§ PROBLEM DESCRIPTION
Exactly as written, quote every line that follows, skipping the images.

== PROVIDED RECORDS ==

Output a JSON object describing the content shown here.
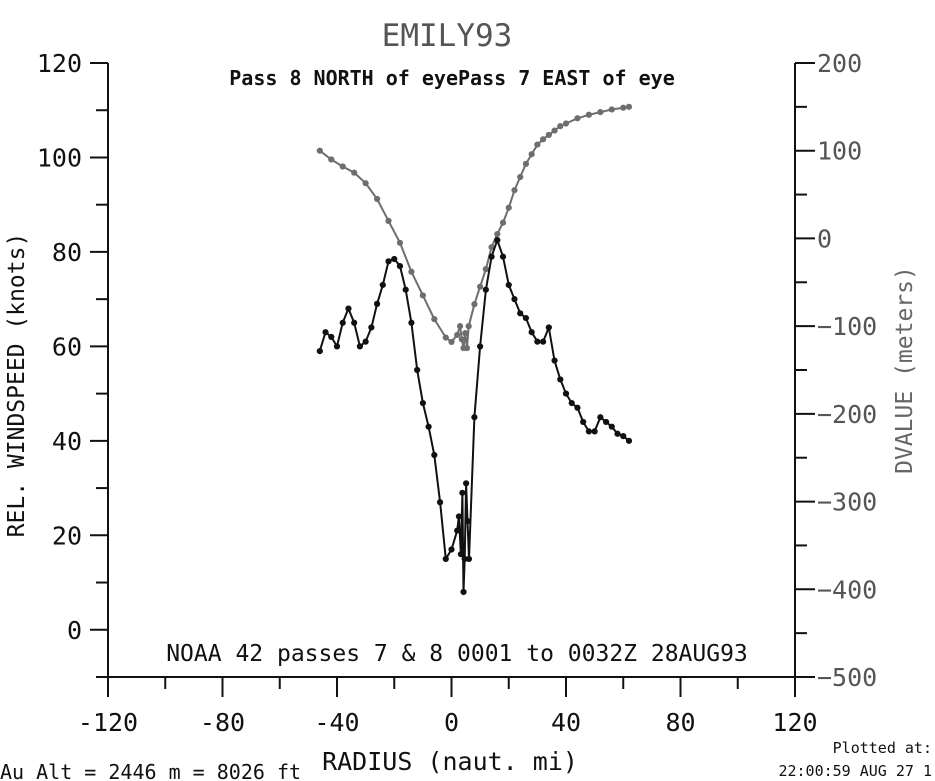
{
  "chart_data": {
    "type": "line",
    "title": "EMILY93",
    "subtitle": "Pass  8 NORTH of eyePass  7 EAST of eye",
    "annotation": "NOAA 42 passes  7 &  8  0001 to 0032Z 28AUG93",
    "xlabel": "RADIUS (naut. mi)",
    "ylabel_left": "REL. WINDSPEED (knots)",
    "ylabel_right": "DVALUE (meters)",
    "xlim": [
      -120,
      120
    ],
    "ylim_left": [
      -10,
      120
    ],
    "ylim_right": [
      -500,
      200
    ],
    "x_ticks": [
      -120,
      -80,
      -40,
      0,
      40,
      80,
      120
    ],
    "y_ticks_left": [
      0,
      20,
      40,
      60,
      80,
      100,
      120
    ],
    "y_ticks_right": [
      200,
      100,
      0,
      -100,
      -200,
      -300,
      -400,
      -500
    ],
    "footer_left": "Au  Alt  = 2446 m  =  8026 ft",
    "footer_right": [
      "Plotted at:",
      "22:00:59 AUG 27 1"
    ],
    "colors": {
      "wind": "#111111",
      "dvalue": "#6e6e6e",
      "axis": "#111111"
    },
    "series": [
      {
        "axis": "left",
        "points": [
          [
            -46,
            59
          ],
          [
            -44,
            63
          ],
          [
            -42,
            62
          ],
          [
            -40,
            60
          ],
          [
            -38,
            65
          ],
          [
            -36,
            68
          ],
          [
            -34,
            65
          ],
          [
            -32,
            60
          ],
          [
            -30,
            61
          ],
          [
            -28,
            64
          ],
          [
            -26,
            69
          ],
          [
            -24,
            73
          ],
          [
            -22,
            78
          ],
          [
            -20,
            78.5
          ],
          [
            -18,
            77
          ],
          [
            -16,
            72
          ],
          [
            -14,
            65
          ],
          [
            -12,
            55
          ],
          [
            -10,
            48
          ],
          [
            -8,
            43
          ],
          [
            -6,
            37
          ],
          [
            -4,
            27
          ],
          [
            -2,
            15
          ],
          [
            0,
            17
          ],
          [
            2,
            21
          ],
          [
            2.6,
            24
          ],
          [
            3.3,
            16
          ],
          [
            3.8,
            29
          ],
          [
            4.2,
            8
          ],
          [
            4.6,
            15
          ],
          [
            5.1,
            31
          ],
          [
            5.6,
            23
          ],
          [
            6.1,
            15
          ],
          [
            8,
            45
          ],
          [
            10,
            60
          ],
          [
            12,
            72
          ],
          [
            14,
            79
          ],
          [
            16,
            82.5
          ],
          [
            18,
            79
          ],
          [
            20,
            73
          ],
          [
            22,
            70
          ],
          [
            24,
            67
          ],
          [
            26,
            66
          ],
          [
            28,
            63
          ],
          [
            30,
            61
          ],
          [
            32,
            61
          ],
          [
            34,
            64
          ],
          [
            36,
            57
          ],
          [
            38,
            53
          ],
          [
            40,
            50
          ],
          [
            42,
            48
          ],
          [
            44,
            47
          ],
          [
            46,
            44
          ],
          [
            48,
            42
          ],
          [
            50,
            42
          ],
          [
            52,
            45
          ],
          [
            54,
            44
          ],
          [
            56,
            43
          ],
          [
            58,
            41.5
          ],
          [
            60,
            41
          ],
          [
            62,
            40
          ]
        ]
      },
      {
        "axis": "right",
        "points": [
          [
            -46,
            100
          ],
          [
            -42,
            90
          ],
          [
            -38,
            82
          ],
          [
            -34,
            75
          ],
          [
            -30,
            63
          ],
          [
            -26,
            45
          ],
          [
            -22,
            20
          ],
          [
            -18,
            -5
          ],
          [
            -14,
            -38
          ],
          [
            -10,
            -65
          ],
          [
            -6,
            -92
          ],
          [
            -2,
            -113
          ],
          [
            0,
            -118
          ],
          [
            2,
            -110
          ],
          [
            3,
            -100
          ],
          [
            3.6,
            -115
          ],
          [
            4.2,
            -125
          ],
          [
            4.8,
            -108
          ],
          [
            5.4,
            -125
          ],
          [
            6,
            -100
          ],
          [
            8,
            -75
          ],
          [
            10,
            -55
          ],
          [
            12,
            -35
          ],
          [
            14,
            -10
          ],
          [
            16,
            5
          ],
          [
            18,
            18
          ],
          [
            20,
            35
          ],
          [
            22,
            55
          ],
          [
            24,
            70
          ],
          [
            26,
            85
          ],
          [
            28,
            96
          ],
          [
            30,
            107
          ],
          [
            32,
            113
          ],
          [
            34,
            118
          ],
          [
            36,
            123
          ],
          [
            38,
            128
          ],
          [
            40,
            131
          ],
          [
            44,
            137
          ],
          [
            48,
            141
          ],
          [
            52,
            144
          ],
          [
            56,
            147
          ],
          [
            60,
            149
          ],
          [
            62,
            150
          ]
        ]
      }
    ]
  }
}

===

§ OUTPUT OF THE EXERCISE
Output a JSON object describing the content shown here.
{
  "chart_data": {
    "type": "line",
    "title": "EMILY93",
    "subtitle": "Pass  8 NORTH of eyePass  7 EAST of eye",
    "annotation": "NOAA 42 passes  7 &  8  0001 to 0032Z 28AUG93",
    "xlabel": "RADIUS (naut. mi)",
    "ylabel_left": "REL. WINDSPEED (knots)",
    "ylabel_right": "DVALUE (meters)",
    "xlim": [
      -120,
      120
    ],
    "ylim_left": [
      -10,
      120
    ],
    "ylim_right": [
      -500,
      200
    ],
    "x_ticks": [
      -120,
      -80,
      -40,
      0,
      40,
      80,
      120
    ],
    "y_ticks_left": [
      0,
      20,
      40,
      60,
      80,
      100,
      120
    ],
    "y_ticks_right": [
      200,
      100,
      0,
      -100,
      -200,
      -300,
      -400,
      -500
    ],
    "footer_left": "Au  Alt  = 2446 m  =  8026 ft",
    "footer_right": [
      "Plotted at:",
      "22:00:59 AUG 27 1"
    ],
    "colors": {
      "wind": "#111111",
      "dvalue": "#6e6e6e",
      "axis": "#111111"
    },
    "series": [
      {
        "axis": "left",
        "points": [
          [
            -46,
            59
          ],
          [
            -44,
            63
          ],
          [
            -42,
            62
          ],
          [
            -40,
            60
          ],
          [
            -38,
            65
          ],
          [
            -36,
            68
          ],
          [
            -34,
            65
          ],
          [
            -32,
            60
          ],
          [
            -30,
            61
          ],
          [
            -28,
            64
          ],
          [
            -26,
            69
          ],
          [
            -24,
            73
          ],
          [
            -22,
            78
          ],
          [
            -20,
            78.5
          ],
          [
            -18,
            77
          ],
          [
            -16,
            72
          ],
          [
            -14,
            65
          ],
          [
            -12,
            55
          ],
          [
            -10,
            48
          ],
          [
            -8,
            43
          ],
          [
            -6,
            37
          ],
          [
            -4,
            27
          ],
          [
            -2,
            15
          ],
          [
            0,
            17
          ],
          [
            2,
            21
          ],
          [
            2.6,
            24
          ],
          [
            3.3,
            16
          ],
          [
            3.8,
            29
          ],
          [
            4.2,
            8
          ],
          [
            4.6,
            15
          ],
          [
            5.1,
            31
          ],
          [
            5.6,
            23
          ],
          [
            6.1,
            15
          ],
          [
            8,
            45
          ],
          [
            10,
            60
          ],
          [
            12,
            72
          ],
          [
            14,
            79
          ],
          [
            16,
            82.5
          ],
          [
            18,
            79
          ],
          [
            20,
            73
          ],
          [
            22,
            70
          ],
          [
            24,
            67
          ],
          [
            26,
            66
          ],
          [
            28,
            63
          ],
          [
            30,
            61
          ],
          [
            32,
            61
          ],
          [
            34,
            64
          ],
          [
            36,
            57
          ],
          [
            38,
            53
          ],
          [
            40,
            50
          ],
          [
            42,
            48
          ],
          [
            44,
            47
          ],
          [
            46,
            44
          ],
          [
            48,
            42
          ],
          [
            50,
            42
          ],
          [
            52,
            45
          ],
          [
            54,
            44
          ],
          [
            56,
            43
          ],
          [
            58,
            41.5
          ],
          [
            60,
            41
          ],
          [
            62,
            40
          ]
        ]
      },
      {
        "axis": "right",
        "points": [
          [
            -46,
            100
          ],
          [
            -42,
            90
          ],
          [
            -38,
            82
          ],
          [
            -34,
            75
          ],
          [
            -30,
            63
          ],
          [
            -26,
            45
          ],
          [
            -22,
            20
          ],
          [
            -18,
            -5
          ],
          [
            -14,
            -38
          ],
          [
            -10,
            -65
          ],
          [
            -6,
            -92
          ],
          [
            -2,
            -113
          ],
          [
            0,
            -118
          ],
          [
            2,
            -110
          ],
          [
            3,
            -100
          ],
          [
            3.6,
            -115
          ],
          [
            4.2,
            -125
          ],
          [
            4.8,
            -108
          ],
          [
            5.4,
            -125
          ],
          [
            6,
            -100
          ],
          [
            8,
            -75
          ],
          [
            10,
            -55
          ],
          [
            12,
            -35
          ],
          [
            14,
            -10
          ],
          [
            16,
            5
          ],
          [
            18,
            18
          ],
          [
            20,
            35
          ],
          [
            22,
            55
          ],
          [
            24,
            70
          ],
          [
            26,
            85
          ],
          [
            28,
            96
          ],
          [
            30,
            107
          ],
          [
            32,
            113
          ],
          [
            34,
            118
          ],
          [
            36,
            123
          ],
          [
            38,
            128
          ],
          [
            40,
            131
          ],
          [
            44,
            137
          ],
          [
            48,
            141
          ],
          [
            52,
            144
          ],
          [
            56,
            147
          ],
          [
            60,
            149
          ],
          [
            62,
            150
          ]
        ]
      }
    ]
  }
}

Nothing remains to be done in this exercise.